**LISTING**.
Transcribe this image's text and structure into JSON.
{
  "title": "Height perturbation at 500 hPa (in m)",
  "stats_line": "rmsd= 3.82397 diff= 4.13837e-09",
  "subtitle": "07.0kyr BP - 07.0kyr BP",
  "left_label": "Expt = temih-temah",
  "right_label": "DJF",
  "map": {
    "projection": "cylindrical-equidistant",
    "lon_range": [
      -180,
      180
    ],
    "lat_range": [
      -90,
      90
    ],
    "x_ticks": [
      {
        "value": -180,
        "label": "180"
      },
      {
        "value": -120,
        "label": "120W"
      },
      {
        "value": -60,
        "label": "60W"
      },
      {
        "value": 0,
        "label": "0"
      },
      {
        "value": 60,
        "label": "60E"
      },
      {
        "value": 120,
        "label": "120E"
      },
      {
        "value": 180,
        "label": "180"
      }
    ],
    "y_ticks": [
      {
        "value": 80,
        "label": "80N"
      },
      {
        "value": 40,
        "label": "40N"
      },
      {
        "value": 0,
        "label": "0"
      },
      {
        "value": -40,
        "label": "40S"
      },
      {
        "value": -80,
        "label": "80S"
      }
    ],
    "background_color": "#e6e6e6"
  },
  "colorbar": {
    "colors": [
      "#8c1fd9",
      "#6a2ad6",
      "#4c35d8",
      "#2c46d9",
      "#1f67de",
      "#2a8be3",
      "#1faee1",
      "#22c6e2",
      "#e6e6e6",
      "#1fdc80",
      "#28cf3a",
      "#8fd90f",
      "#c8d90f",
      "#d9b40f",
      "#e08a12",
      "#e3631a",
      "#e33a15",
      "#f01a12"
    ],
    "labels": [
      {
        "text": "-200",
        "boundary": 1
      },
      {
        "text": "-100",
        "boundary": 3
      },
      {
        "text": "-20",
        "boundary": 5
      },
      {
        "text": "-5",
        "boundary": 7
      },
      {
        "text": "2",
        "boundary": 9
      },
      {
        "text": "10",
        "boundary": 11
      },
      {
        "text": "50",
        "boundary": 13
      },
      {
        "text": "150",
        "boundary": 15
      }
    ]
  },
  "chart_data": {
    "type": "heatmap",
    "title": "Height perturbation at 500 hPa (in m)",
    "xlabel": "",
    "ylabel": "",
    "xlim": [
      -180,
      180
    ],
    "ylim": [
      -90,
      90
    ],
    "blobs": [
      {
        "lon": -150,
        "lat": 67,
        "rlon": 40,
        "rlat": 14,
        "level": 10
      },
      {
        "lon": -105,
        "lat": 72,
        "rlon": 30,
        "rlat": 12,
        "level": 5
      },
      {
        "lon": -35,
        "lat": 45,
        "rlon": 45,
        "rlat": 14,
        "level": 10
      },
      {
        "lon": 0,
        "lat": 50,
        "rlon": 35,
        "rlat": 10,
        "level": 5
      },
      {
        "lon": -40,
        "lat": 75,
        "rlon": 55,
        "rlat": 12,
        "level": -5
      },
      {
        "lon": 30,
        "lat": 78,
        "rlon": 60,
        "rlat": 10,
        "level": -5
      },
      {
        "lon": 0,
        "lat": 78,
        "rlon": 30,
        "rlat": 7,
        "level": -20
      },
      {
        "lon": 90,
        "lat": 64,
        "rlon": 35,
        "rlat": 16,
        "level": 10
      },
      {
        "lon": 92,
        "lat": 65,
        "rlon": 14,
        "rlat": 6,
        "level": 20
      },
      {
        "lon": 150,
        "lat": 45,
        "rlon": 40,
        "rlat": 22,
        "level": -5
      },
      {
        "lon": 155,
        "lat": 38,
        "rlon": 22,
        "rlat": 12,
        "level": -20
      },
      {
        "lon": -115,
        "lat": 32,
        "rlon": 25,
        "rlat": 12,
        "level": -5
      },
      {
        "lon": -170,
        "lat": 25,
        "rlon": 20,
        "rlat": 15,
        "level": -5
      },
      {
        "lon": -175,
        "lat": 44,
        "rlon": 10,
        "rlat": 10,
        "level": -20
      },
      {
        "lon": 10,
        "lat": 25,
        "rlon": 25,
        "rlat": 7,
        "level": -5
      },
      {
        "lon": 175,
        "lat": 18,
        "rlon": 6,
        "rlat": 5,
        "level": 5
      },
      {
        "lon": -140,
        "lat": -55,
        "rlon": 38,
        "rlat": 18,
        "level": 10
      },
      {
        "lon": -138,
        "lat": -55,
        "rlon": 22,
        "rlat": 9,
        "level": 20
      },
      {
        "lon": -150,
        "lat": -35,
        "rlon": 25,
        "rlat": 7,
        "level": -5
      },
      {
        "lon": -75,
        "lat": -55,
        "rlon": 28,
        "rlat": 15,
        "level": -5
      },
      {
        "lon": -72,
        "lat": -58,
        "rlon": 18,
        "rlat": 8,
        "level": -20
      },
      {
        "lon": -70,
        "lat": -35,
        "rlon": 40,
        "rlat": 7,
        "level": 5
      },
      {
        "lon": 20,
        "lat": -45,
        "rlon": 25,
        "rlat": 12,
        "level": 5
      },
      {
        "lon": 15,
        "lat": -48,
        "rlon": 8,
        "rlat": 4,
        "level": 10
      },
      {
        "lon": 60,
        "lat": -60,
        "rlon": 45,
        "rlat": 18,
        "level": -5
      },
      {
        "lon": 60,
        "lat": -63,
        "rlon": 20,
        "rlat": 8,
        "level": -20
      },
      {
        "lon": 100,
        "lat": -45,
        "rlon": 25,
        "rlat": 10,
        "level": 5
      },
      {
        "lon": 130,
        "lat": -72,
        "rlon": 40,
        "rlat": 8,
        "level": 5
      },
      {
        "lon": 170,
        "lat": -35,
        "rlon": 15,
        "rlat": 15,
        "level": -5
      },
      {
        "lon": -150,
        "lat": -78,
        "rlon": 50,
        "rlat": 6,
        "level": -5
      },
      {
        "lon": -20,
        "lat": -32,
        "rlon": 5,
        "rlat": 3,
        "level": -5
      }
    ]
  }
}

**WHAT IS BEING ASKED**.
Provide all the records again, word for word.

**SOLUTION FOR THIS PROBLEM**.
Transcribe this image's text and structure into JSON.
{
  "title": "Height perturbation at 500 hPa (in m)",
  "stats_line": "rmsd= 3.82397 diff= 4.13837e-09",
  "subtitle": "07.0kyr BP - 07.0kyr BP",
  "left_label": "Expt = temih-temah",
  "right_label": "DJF",
  "map": {
    "projection": "cylindrical-equidistant",
    "lon_range": [
      -180,
      180
    ],
    "lat_range": [
      -90,
      90
    ],
    "x_ticks": [
      {
        "value": -180,
        "label": "180"
      },
      {
        "value": -120,
        "label": "120W"
      },
      {
        "value": -60,
        "label": "60W"
      },
      {
        "value": 0,
        "label": "0"
      },
      {
        "value": 60,
        "label": "60E"
      },
      {
        "value": 120,
        "label": "120E"
      },
      {
        "value": 180,
        "label": "180"
      }
    ],
    "y_ticks": [
      {
        "value": 80,
        "label": "80N"
      },
      {
        "value": 40,
        "label": "40N"
      },
      {
        "value": 0,
        "label": "0"
      },
      {
        "value": -40,
        "label": "40S"
      },
      {
        "value": -80,
        "label": "80S"
      }
    ],
    "background_color": "#e6e6e6"
  },
  "colorbar": {
    "colors": [
      "#8c1fd9",
      "#6a2ad6",
      "#4c35d8",
      "#2c46d9",
      "#1f67de",
      "#2a8be3",
      "#1faee1",
      "#22c6e2",
      "#e6e6e6",
      "#1fdc80",
      "#28cf3a",
      "#8fd90f",
      "#c8d90f",
      "#d9b40f",
      "#e08a12",
      "#e3631a",
      "#e33a15",
      "#f01a12"
    ],
    "labels": [
      {
        "text": "-200",
        "boundary": 1
      },
      {
        "text": "-100",
        "boundary": 3
      },
      {
        "text": "-20",
        "boundary": 5
      },
      {
        "text": "-5",
        "boundary": 7
      },
      {
        "text": "2",
        "boundary": 9
      },
      {
        "text": "10",
        "boundary": 11
      },
      {
        "text": "50",
        "boundary": 13
      },
      {
        "text": "150",
        "boundary": 15
      }
    ]
  },
  "chart_data": {
    "type": "heatmap",
    "title": "Height perturbation at 500 hPa (in m)",
    "xlabel": "",
    "ylabel": "",
    "xlim": [
      -180,
      180
    ],
    "ylim": [
      -90,
      90
    ],
    "blobs": [
      {
        "lon": -150,
        "lat": 67,
        "rlon": 40,
        "rlat": 14,
        "level": 10
      },
      {
        "lon": -105,
        "lat": 72,
        "rlon": 30,
        "rlat": 12,
        "level": 5
      },
      {
        "lon": -35,
        "lat": 45,
        "rlon": 45,
        "rlat": 14,
        "level": 10
      },
      {
        "lon": 0,
        "lat": 50,
        "rlon": 35,
        "rlat": 10,
        "level": 5
      },
      {
        "lon": -40,
        "lat": 75,
        "rlon": 55,
        "rlat": 12,
        "level": -5
      },
      {
        "lon": 30,
        "lat": 78,
        "rlon": 60,
        "rlat": 10,
        "level": -5
      },
      {
        "lon": 0,
        "lat": 78,
        "rlon": 30,
        "rlat": 7,
        "level": -20
      },
      {
        "lon": 90,
        "lat": 64,
        "rlon": 35,
        "rlat": 16,
        "level": 10
      },
      {
        "lon": 92,
        "lat": 65,
        "rlon": 14,
        "rlat": 6,
        "level": 20
      },
      {
        "lon": 150,
        "lat": 45,
        "rlon": 40,
        "rlat": 22,
        "level": -5
      },
      {
        "lon": 155,
        "lat": 38,
        "rlon": 22,
        "rlat": 12,
        "level": -20
      },
      {
        "lon": -115,
        "lat": 32,
        "rlon": 25,
        "rlat": 12,
        "level": -5
      },
      {
        "lon": -170,
        "lat": 25,
        "rlon": 20,
        "rlat": 15,
        "level": -5
      },
      {
        "lon": -175,
        "lat": 44,
        "rlon": 10,
        "rlat": 10,
        "level": -20
      },
      {
        "lon": 10,
        "lat": 25,
        "rlon": 25,
        "rlat": 7,
        "level": -5
      },
      {
        "lon": 175,
        "lat": 18,
        "rlon": 6,
        "rlat": 5,
        "level": 5
      },
      {
        "lon": -140,
        "lat": -55,
        "rlon": 38,
        "rlat": 18,
        "level": 10
      },
      {
        "lon": -138,
        "lat": -55,
        "rlon": 22,
        "rlat": 9,
        "level": 20
      },
      {
        "lon": -150,
        "lat": -35,
        "rlon": 25,
        "rlat": 7,
        "level": -5
      },
      {
        "lon": -75,
        "lat": -55,
        "rlon": 28,
        "rlat": 15,
        "level": -5
      },
      {
        "lon": -72,
        "lat": -58,
        "rlon": 18,
        "rlat": 8,
        "level": -20
      },
      {
        "lon": -70,
        "lat": -35,
        "rlon": 40,
        "rlat": 7,
        "level": 5
      },
      {
        "lon": 20,
        "lat": -45,
        "rlon": 25,
        "rlat": 12,
        "level": 5
      },
      {
        "lon": 15,
        "lat": -48,
        "rlon": 8,
        "rlat": 4,
        "level": 10
      },
      {
        "lon": 60,
        "lat": -60,
        "rlon": 45,
        "rlat": 18,
        "level": -5
      },
      {
        "lon": 60,
        "lat": -63,
        "rlon": 20,
        "rlat": 8,
        "level": -20
      },
      {
        "lon": 100,
        "lat": -45,
        "rlon": 25,
        "rlat": 10,
        "level": 5
      },
      {
        "lon": 130,
        "lat": -72,
        "rlon": 40,
        "rlat": 8,
        "level": 5
      },
      {
        "lon": 170,
        "lat": -35,
        "rlon": 15,
        "rlat": 15,
        "level": -5
      },
      {
        "lon": -150,
        "lat": -78,
        "rlon": 50,
        "rlat": 6,
        "level": -5
      },
      {
        "lon": -20,
        "lat": -32,
        "rlon": 5,
        "rlat": 3,
        "level": -5
      }
    ]
  }
}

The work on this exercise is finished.